[Figure contents as structured data]

— begin —

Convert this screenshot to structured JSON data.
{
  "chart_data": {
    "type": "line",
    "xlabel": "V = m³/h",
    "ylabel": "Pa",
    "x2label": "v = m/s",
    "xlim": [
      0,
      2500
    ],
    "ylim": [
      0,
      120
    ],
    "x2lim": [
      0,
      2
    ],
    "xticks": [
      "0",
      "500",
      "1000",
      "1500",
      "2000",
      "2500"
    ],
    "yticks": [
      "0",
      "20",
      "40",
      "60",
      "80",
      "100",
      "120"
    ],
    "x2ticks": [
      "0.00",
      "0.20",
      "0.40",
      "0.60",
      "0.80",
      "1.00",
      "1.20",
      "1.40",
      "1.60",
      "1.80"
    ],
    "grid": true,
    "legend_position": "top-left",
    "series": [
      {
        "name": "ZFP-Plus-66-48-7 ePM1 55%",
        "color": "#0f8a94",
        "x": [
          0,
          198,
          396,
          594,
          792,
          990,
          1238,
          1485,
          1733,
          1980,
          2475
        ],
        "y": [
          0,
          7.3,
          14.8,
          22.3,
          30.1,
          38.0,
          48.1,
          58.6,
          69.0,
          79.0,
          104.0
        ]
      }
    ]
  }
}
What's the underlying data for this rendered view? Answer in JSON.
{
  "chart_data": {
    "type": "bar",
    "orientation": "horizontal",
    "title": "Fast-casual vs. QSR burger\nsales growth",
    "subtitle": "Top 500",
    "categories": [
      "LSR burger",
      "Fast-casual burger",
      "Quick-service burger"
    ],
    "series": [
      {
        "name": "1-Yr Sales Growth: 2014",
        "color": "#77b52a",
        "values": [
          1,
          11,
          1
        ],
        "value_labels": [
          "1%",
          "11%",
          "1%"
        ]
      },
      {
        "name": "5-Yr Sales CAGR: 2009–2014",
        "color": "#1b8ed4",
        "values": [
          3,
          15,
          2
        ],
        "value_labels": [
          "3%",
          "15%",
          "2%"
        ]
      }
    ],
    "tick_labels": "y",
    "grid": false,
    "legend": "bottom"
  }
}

— end —

- _Task instructions_:
Filter the records above and return every line that holds the word "burger".

- _Problem solution_:
    "title": "Fast-casual vs. QSR burger\nsales growth",
      "LSR burger",
      "Fast-casual burger",
      "Quick-service burger"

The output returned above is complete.